* _Task instructions_:
Repeat the full listing below verbatim and keep the images out.

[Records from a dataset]

_____

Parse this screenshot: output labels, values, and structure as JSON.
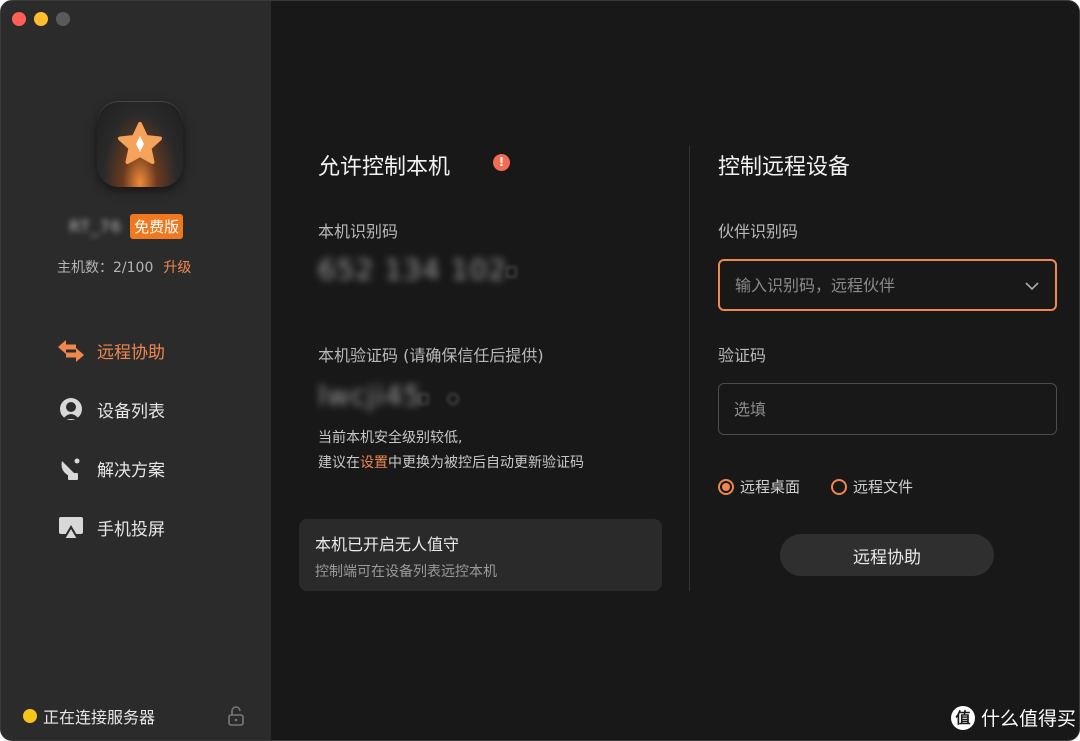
{
  "window": {
    "traffic_lights": [
      "close",
      "minimize",
      "zoom"
    ]
  },
  "sidebar": {
    "username": "RT_76",
    "plan_badge": "免费版",
    "hosts_label": "主机数：2/100",
    "upgrade_label": "升级",
    "nav_items": [
      {
        "label": "远程协助",
        "icon": "swap-arrows-icon",
        "active": true
      },
      {
        "label": "设备列表",
        "icon": "device-list-icon",
        "active": false
      },
      {
        "label": "解决方案",
        "icon": "satellite-dish-icon",
        "active": false
      },
      {
        "label": "手机投屏",
        "icon": "screen-cast-icon",
        "active": false
      }
    ],
    "status_text": "正在连接服务器",
    "status_color": "#f5c518"
  },
  "allow_control": {
    "title": "允许控制本机",
    "device_code_label": "本机识别码",
    "device_code_value": "652 134 102",
    "verify_code_label": "本机验证码 (请确保信任后提供)",
    "verify_code_value": "lwcji45",
    "note_line1": "当前本机安全级别较低,",
    "note_line2_prefix": "建议在",
    "note_line2_link": "设置",
    "note_line2_suffix": "中更换为被控后自动更新验证码",
    "unattended_title": "本机已开启无人值守",
    "unattended_desc": "控制端可在设备列表远控本机"
  },
  "remote_control": {
    "title": "控制远程设备",
    "partner_label": "伙伴识别码",
    "partner_placeholder": "输入识别码，远程伙伴",
    "verify_label": "验证码",
    "verify_placeholder": "选填",
    "options": [
      {
        "label": "远程桌面",
        "checked": true
      },
      {
        "label": "远程文件",
        "checked": false
      }
    ],
    "connect_button": "远程协助"
  },
  "watermark": {
    "logo": "值",
    "text": "什么值得买"
  },
  "colors": {
    "accent": "#f0874d",
    "badge": "#f0781e",
    "warning": "#f26b52"
  }
}
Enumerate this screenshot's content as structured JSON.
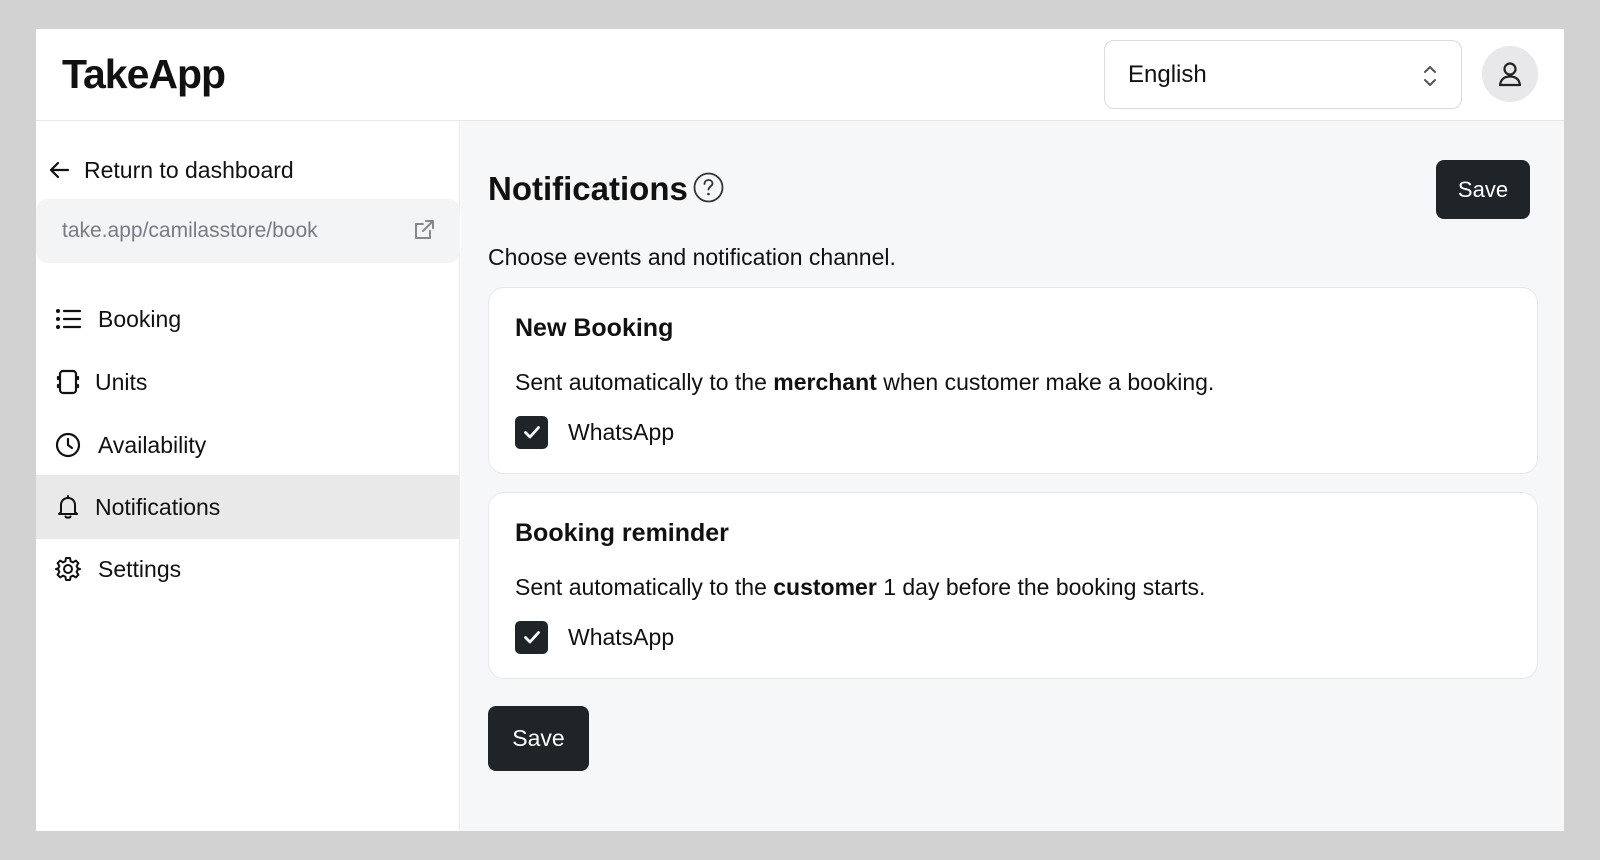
{
  "app": {
    "logo": "TakeApp"
  },
  "header": {
    "language": {
      "value": "English"
    }
  },
  "sidebar": {
    "back_label": "Return to dashboard",
    "store_url": "take.app/camilasstore/book",
    "items": [
      {
        "label": "Booking",
        "icon": "list-icon"
      },
      {
        "label": "Units",
        "icon": "tablet-icon"
      },
      {
        "label": "Availability",
        "icon": "clock-icon"
      },
      {
        "label": "Notifications",
        "icon": "bell-icon",
        "active": true
      },
      {
        "label": "Settings",
        "icon": "gear-icon"
      }
    ]
  },
  "main": {
    "title": "Notifications",
    "save_label": "Save",
    "subtitle": "Choose events and notification channel.",
    "cards": [
      {
        "title": "New Booking",
        "desc_before": "Sent automatically to the ",
        "desc_bold": "merchant",
        "desc_after": " when customer make a booking.",
        "channel": "WhatsApp",
        "checked": true
      },
      {
        "title": "Booking reminder",
        "desc_before": "Sent automatically to the ",
        "desc_bold": "customer",
        "desc_after": " 1 day before the booking starts.",
        "channel": "WhatsApp",
        "checked": true
      }
    ],
    "save_bottom_label": "Save"
  },
  "colors": {
    "button_dark": "#1f2429",
    "active_nav_bg": "#e9e9ea",
    "main_bg": "#f6f7f9"
  }
}
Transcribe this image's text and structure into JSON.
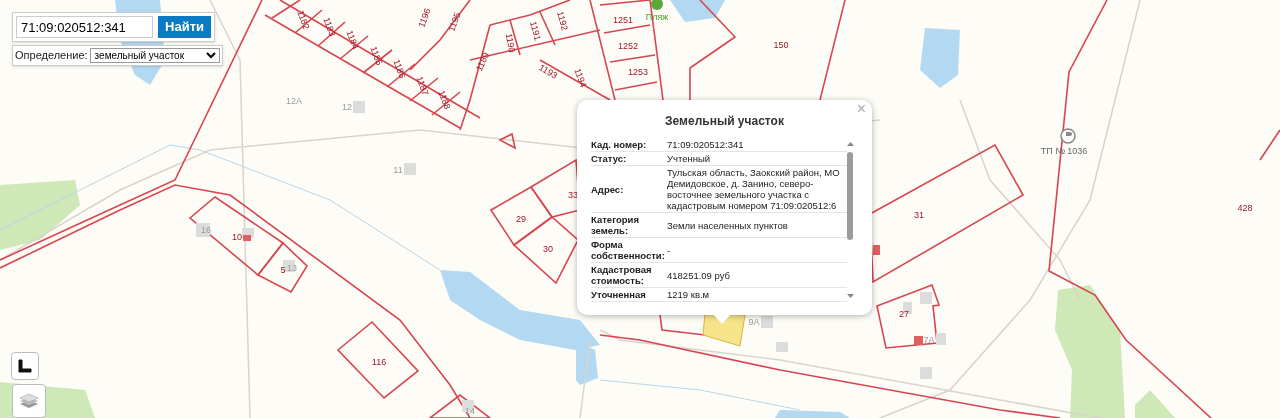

_____

* _Task solution_:
Parse this screenshot: output labels, values, and structure as JSON.
{
  "window": {
    "traffic_lights": [
      "close",
      "minimize",
      "zoom"
    ]
  },
  "sidebar": {
    "username": "RT_76",
    "plan_badge": "免费版",
    "hosts_label": "主机数：2/100",
    "upgrade_label": "升级",
    "nav_items": [
      {
        "label": "远程协助",
        "icon": "swap-arrows-icon",
        "active": true
      },
      {
        "label": "设备列表",
        "icon": "device-list-icon",
        "active": false
      },
      {
        "label": "解决方案",
        "icon": "satellite-dish-icon",
        "active": false
      },
      {
        "label": "手机投屏",
        "icon": "screen-cast-icon",
        "active": false
      }
    ],
    "status_text": "正在连接服务器",
    "status_color": "#f5c518"
  },
  "allow_control": {
    "title": "允许控制本机",
    "device_code_label": "本机识别码",
    "device_code_value": "652 134 102",
    "verify_code_label": "本机验证码 (请确保信任后提供)",
    "verify_code_value": "lwcji45",
    "note_line1": "当前本机安全级别较低,",
    "note_line2_prefix": "建议在",
    "note_line2_link": "设置",
    "note_line2_suffix": "中更换为被控后自动更新验证码",
    "unattended_title": "本机已开启无人值守",
    "unattended_desc": "控制端可在设备列表远控本机"
  },
  "remote_control": {
    "title": "控制远程设备",
    "partner_label": "伙伴识别码",
    "partner_placeholder": "输入识别码，远程伙伴",
    "verify_label": "验证码",
    "verify_placeholder": "选填",
    "options": [
      {
        "label": "远程桌面",
        "checked": true
      },
      {
        "label": "远程文件",
        "checked": false
      }
    ],
    "connect_button": "远程协助"
  },
  "watermark": {
    "logo": "值",
    "text": "什么值得买"
  },
  "colors": {
    "accent": "#f0874d",
    "badge": "#f0781e",
    "warning": "#f26b52"
  }
}
Enumerate this screenshot's content as structured JSON.
{
  "app": {
    "logo": "TakeApp"
  },
  "header": {
    "language": {
      "value": "English"
    }
  },
  "sidebar": {
    "back_label": "Return to dashboard",
    "store_url": "take.app/camilasstore/book",
    "items": [
      {
        "label": "Booking",
        "icon": "list-icon"
      },
      {
        "label": "Units",
        "icon": "tablet-icon"
      },
      {
        "label": "Availability",
        "icon": "clock-icon"
      },
      {
        "label": "Notifications",
        "icon": "bell-icon",
        "active": true
      },
      {
        "label": "Settings",
        "icon": "gear-icon"
      }
    ]
  },
  "main": {
    "title": "Notifications",
    "save_label": "Save",
    "subtitle": "Choose events and notification channel.",
    "cards": [
      {
        "title": "New Booking",
        "desc_before": "Sent automatically to the ",
        "desc_bold": "merchant",
        "desc_after": " when customer make a booking.",
        "channel": "WhatsApp",
        "checked": true
      },
      {
        "title": "Booking reminder",
        "desc_before": "Sent automatically to the ",
        "desc_bold": "customer",
        "desc_after": " 1 day before the booking starts.",
        "channel": "WhatsApp",
        "checked": true
      }
    ],
    "save_bottom_label": "Save"
  },
  "colors": {
    "button_dark": "#1f2429",
    "active_nav_bg": "#e9e9ea",
    "main_bg": "#f6f7f9"
  }
}
Transcribe this image's text and structure into JSON.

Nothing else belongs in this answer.